Exercise brief> Extract every line below that contains the word "arrow".

## Start

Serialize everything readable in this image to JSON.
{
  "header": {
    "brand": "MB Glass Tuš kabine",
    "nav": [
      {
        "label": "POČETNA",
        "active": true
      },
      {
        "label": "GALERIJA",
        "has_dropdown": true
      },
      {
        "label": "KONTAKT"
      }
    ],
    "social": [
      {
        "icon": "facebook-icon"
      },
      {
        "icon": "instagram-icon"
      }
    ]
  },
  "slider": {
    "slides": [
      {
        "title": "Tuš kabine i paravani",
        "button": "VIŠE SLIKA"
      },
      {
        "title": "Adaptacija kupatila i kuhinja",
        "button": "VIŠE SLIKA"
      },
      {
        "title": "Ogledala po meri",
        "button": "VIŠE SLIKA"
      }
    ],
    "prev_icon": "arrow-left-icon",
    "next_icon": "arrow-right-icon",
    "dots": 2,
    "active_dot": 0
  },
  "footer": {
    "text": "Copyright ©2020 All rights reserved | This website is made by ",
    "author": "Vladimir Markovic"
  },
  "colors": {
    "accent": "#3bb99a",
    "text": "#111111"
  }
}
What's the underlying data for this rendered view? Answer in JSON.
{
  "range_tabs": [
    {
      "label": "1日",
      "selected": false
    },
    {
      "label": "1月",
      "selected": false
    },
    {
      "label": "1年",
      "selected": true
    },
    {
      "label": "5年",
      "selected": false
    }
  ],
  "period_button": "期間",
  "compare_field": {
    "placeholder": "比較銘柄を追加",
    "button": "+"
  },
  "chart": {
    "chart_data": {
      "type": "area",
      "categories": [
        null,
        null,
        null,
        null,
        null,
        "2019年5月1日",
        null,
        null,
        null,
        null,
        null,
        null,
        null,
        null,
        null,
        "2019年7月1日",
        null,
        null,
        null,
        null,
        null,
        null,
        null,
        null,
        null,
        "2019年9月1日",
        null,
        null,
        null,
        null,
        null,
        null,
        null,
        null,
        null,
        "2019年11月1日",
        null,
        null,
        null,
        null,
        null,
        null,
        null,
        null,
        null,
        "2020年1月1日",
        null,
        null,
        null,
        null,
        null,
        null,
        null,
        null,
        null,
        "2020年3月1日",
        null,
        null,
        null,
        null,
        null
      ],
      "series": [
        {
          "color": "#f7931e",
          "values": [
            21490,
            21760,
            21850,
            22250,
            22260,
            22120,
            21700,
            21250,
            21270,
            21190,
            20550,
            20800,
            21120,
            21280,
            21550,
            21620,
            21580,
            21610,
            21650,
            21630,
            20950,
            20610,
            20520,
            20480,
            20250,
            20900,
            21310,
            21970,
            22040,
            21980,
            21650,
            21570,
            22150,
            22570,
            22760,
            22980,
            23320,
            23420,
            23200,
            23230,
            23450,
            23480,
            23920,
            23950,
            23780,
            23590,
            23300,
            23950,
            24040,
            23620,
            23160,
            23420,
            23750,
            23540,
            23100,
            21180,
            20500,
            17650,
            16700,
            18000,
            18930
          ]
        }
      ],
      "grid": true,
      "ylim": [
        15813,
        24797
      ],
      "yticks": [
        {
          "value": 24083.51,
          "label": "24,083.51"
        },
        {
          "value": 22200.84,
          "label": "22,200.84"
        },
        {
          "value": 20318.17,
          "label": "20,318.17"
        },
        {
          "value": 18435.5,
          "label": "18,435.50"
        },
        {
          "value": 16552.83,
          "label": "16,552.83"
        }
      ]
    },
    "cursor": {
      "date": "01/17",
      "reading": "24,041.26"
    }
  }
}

## End

Answer for the task>
    "prev_icon": "arrow-left-icon",
    "next_icon": "arrow-right-icon",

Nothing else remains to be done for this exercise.